## Do this
Return each line of the data below exactly, omitting any pictures.

[Start of Listed records]

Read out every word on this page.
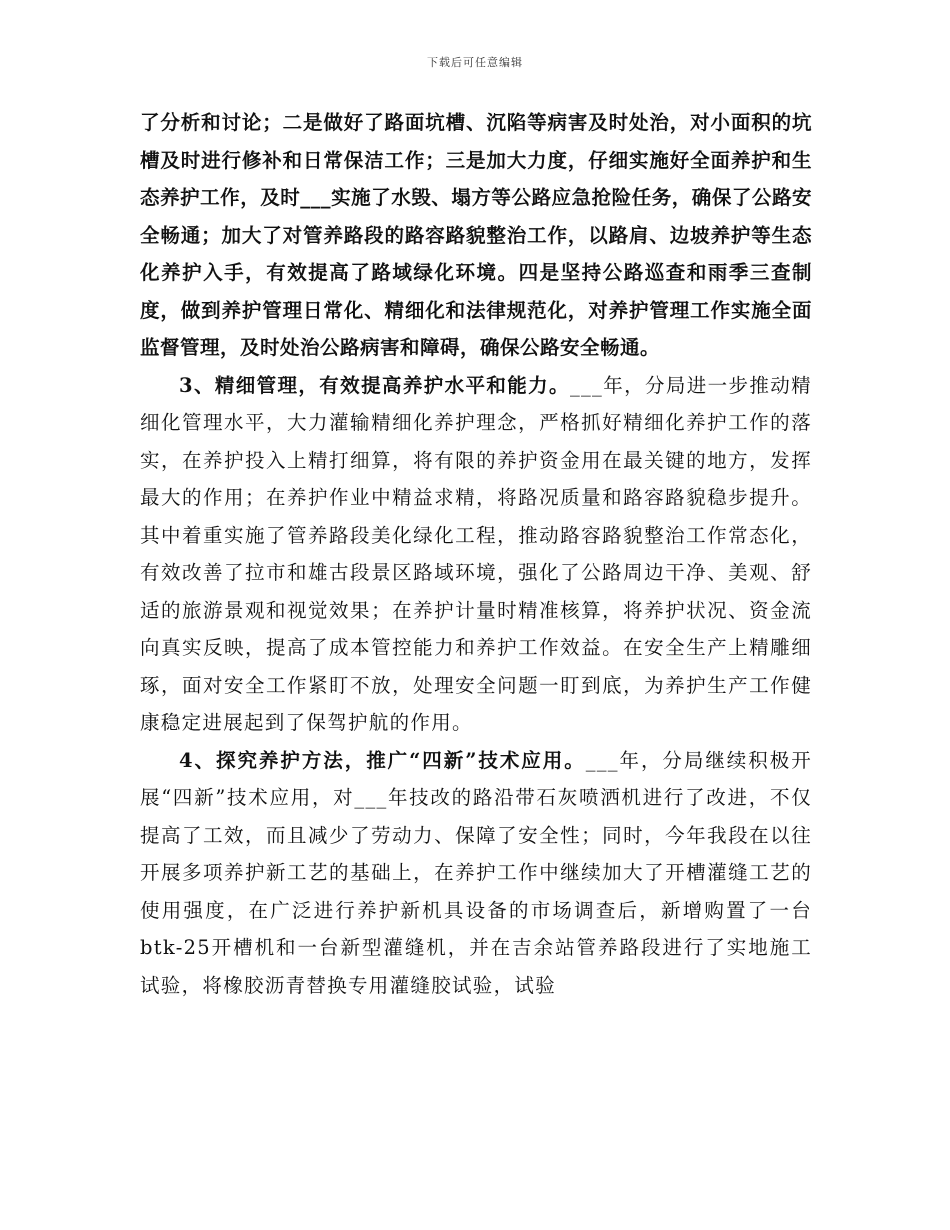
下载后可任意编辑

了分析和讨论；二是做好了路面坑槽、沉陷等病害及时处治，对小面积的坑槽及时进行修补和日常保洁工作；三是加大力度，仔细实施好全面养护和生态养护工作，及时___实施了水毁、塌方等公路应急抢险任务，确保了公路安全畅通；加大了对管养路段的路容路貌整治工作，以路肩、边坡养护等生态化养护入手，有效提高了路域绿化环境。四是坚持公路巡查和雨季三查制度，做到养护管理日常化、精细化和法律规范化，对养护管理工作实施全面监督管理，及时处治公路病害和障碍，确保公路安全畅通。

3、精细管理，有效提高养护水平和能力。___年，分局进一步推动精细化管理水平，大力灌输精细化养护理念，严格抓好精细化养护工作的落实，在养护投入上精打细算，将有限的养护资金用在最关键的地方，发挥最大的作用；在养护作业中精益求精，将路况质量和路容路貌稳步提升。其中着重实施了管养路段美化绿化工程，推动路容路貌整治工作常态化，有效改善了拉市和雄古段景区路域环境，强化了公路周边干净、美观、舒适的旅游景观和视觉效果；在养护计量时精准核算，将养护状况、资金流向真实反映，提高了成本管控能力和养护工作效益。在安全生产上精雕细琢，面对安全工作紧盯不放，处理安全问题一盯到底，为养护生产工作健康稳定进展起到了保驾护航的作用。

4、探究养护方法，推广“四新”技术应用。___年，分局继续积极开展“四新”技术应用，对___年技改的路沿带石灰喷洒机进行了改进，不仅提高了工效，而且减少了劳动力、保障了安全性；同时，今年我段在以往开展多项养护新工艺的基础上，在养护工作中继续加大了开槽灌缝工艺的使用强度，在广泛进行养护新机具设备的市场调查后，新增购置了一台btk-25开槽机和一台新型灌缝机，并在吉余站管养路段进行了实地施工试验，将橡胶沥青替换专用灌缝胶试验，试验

[End of Listed records]

## Worked solution
Read out every word on this page.
下载后可任意编辑

了分析和讨论；二是做好了路面坑槽、沉陷等病害及时处治，对小面积的坑槽及时进行修补和日常保洁工作；三是加大力度，仔细实施好全面养护和生态养护工作，及时___实施了水毁、塌方等公路应急抢险任务，确保了公路安全畅通；加大了对管养路段的路容路貌整治工作，以路肩、边坡养护等生态化养护入手，有效提高了路域绿化环境。四是坚持公路巡查和雨季三查制度，做到养护管理日常化、精细化和法律规范化，对养护管理工作实施全面监督管理，及时处治公路病害和障碍，确保公路安全畅通。

3、精细管理，有效提高养护水平和能力。___年，分局进一步推动精细化管理水平，大力灌输精细化养护理念，严格抓好精细化养护工作的落实，在养护投入上精打细算，将有限的养护资金用在最关键的地方，发挥最大的作用；在养护作业中精益求精，将路况质量和路容路貌稳步提升。其中着重实施了管养路段美化绿化工程，推动路容路貌整治工作常态化，有效改善了拉市和雄古段景区路域环境，强化了公路周边干净、美观、舒适的旅游景观和视觉效果；在养护计量时精准核算，将养护状况、资金流向真实反映，提高了成本管控能力和养护工作效益。在安全生产上精雕细琢，面对安全工作紧盯不放，处理安全问题一盯到底，为养护生产工作健康稳定进展起到了保驾护航的作用。

4、探究养护方法，推广“四新”技术应用。___年，分局继续积极开展“四新”技术应用，对___年技改的路沿带石灰喷洒机进行了改进，不仅提高了工效，而且减少了劳动力、保障了安全性；同时，今年我段在以往开展多项养护新工艺的基础上，在养护工作中继续加大了开槽灌缝工艺的使用强度，在广泛进行养护新机具设备的市场调查后，新增购置了一台btk-25开槽机和一台新型灌缝机，并在吉余站管养路段进行了实地施工试验，将橡胶沥青替换专用灌缝胶试验，试验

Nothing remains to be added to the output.